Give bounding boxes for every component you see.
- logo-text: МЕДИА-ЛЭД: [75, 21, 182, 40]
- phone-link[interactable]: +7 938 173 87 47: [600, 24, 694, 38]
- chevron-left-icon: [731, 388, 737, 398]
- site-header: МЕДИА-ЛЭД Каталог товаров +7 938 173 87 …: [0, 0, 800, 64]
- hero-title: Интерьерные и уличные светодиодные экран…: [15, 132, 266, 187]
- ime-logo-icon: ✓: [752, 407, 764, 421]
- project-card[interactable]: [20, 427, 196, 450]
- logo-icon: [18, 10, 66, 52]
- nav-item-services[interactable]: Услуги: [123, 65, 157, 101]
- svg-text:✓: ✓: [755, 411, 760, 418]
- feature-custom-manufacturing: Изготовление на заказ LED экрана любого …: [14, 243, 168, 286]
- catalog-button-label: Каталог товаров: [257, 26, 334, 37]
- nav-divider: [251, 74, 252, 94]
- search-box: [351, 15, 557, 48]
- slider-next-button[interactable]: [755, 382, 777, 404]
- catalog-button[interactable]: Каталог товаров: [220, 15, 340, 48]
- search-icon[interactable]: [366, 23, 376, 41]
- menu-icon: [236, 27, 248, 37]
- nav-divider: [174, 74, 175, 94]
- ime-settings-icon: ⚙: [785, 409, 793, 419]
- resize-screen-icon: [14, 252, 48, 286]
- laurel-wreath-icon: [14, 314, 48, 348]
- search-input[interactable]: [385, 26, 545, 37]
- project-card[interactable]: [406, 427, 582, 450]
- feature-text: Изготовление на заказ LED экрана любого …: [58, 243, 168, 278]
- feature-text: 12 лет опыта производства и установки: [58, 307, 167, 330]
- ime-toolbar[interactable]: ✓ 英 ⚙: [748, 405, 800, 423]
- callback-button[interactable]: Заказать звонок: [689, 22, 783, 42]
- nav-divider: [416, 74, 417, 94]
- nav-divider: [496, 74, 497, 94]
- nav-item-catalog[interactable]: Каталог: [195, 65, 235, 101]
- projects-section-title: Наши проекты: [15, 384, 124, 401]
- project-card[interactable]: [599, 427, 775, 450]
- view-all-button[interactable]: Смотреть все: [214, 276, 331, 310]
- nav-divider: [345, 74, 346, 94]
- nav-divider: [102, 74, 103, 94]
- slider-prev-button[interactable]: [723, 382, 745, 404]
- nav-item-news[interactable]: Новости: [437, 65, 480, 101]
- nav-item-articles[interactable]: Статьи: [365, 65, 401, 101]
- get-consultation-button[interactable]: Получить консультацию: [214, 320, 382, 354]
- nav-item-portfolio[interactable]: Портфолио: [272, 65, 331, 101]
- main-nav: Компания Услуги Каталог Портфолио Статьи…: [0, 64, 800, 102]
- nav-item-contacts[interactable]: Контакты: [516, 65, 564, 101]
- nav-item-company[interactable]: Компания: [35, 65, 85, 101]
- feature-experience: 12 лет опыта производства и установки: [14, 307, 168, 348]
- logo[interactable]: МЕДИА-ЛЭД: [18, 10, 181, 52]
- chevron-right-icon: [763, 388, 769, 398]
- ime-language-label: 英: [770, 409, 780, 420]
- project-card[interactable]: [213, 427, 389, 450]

*EXERCISE AIM*.
Output every line of the entries above verbatim, in the same order, with nothing added or left out.

*FINAL ANSWER*.
Give bounding boxes for every component you see.
- logo-text: МЕДИА-ЛЭД: [75, 21, 182, 40]
- phone-link[interactable]: +7 938 173 87 47: [600, 24, 694, 38]
- chevron-left-icon: [731, 388, 737, 398]
- site-header: МЕДИА-ЛЭД Каталог товаров +7 938 173 87 …: [0, 0, 800, 64]
- hero-title: Интерьерные и уличные светодиодные экран…: [15, 132, 266, 187]
- ime-logo-icon: ✓: [752, 407, 764, 421]
- project-card[interactable]: [20, 427, 196, 450]
- logo-icon: [18, 10, 66, 52]
- nav-item-services[interactable]: Услуги: [123, 65, 157, 101]
- svg-text:✓: ✓: [755, 411, 760, 418]
- feature-custom-manufacturing: Изготовление на заказ LED экрана любого …: [14, 243, 168, 286]
- catalog-button-label: Каталог товаров: [257, 26, 334, 37]
- nav-divider: [251, 74, 252, 94]
- search-box: [351, 15, 557, 48]
- slider-next-button[interactable]: [755, 382, 777, 404]
- catalog-button[interactable]: Каталог товаров: [220, 15, 340, 48]
- search-icon[interactable]: [366, 23, 376, 41]
- menu-icon: [236, 27, 248, 37]
- nav-divider: [174, 74, 175, 94]
- ime-settings-icon: ⚙: [785, 409, 793, 419]
- resize-screen-icon: [14, 252, 48, 286]
- laurel-wreath-icon: [14, 314, 48, 348]
- search-input[interactable]: [385, 26, 545, 37]
- project-card[interactable]: [406, 427, 582, 450]
- feature-text: Изготовление на заказ LED экрана любого …: [58, 243, 168, 278]
- feature-text: 12 лет опыта производства и установки: [58, 307, 167, 330]
- ime-toolbar[interactable]: ✓ 英 ⚙: [748, 405, 800, 423]
- callback-button[interactable]: Заказать звонок: [689, 22, 783, 42]
- nav-divider: [416, 74, 417, 94]
- nav-divider: [496, 74, 497, 94]
- nav-item-catalog[interactable]: Каталог: [195, 65, 235, 101]
- projects-section-title: Наши проекты: [15, 384, 124, 401]
- project-card[interactable]: [599, 427, 775, 450]
- view-all-button[interactable]: Смотреть все: [214, 276, 331, 310]
- nav-divider: [345, 74, 346, 94]
- nav-divider: [102, 74, 103, 94]
- slider-prev-button[interactable]: [723, 382, 745, 404]
- nav-item-news[interactable]: Новости: [437, 65, 480, 101]
- nav-item-articles[interactable]: Статьи: [365, 65, 401, 101]
- get-consultation-button[interactable]: Получить консультацию: [214, 320, 382, 354]
- nav-item-portfolio[interactable]: Портфолио: [272, 65, 331, 101]
- main-nav: Компания Услуги Каталог Портфолио Статьи…: [0, 64, 800, 102]
- nav-item-contacts[interactable]: Контакты: [516, 65, 564, 101]
- nav-item-company[interactable]: Компания: [35, 65, 85, 101]
- feature-experience: 12 лет опыта производства и установки: [14, 307, 168, 348]
- logo[interactable]: МЕДИА-ЛЭД: [18, 10, 181, 52]
- chevron-right-icon: [763, 388, 769, 398]
- ime-language-label: 英: [770, 409, 780, 420]
- project-card[interactable]: [213, 427, 389, 450]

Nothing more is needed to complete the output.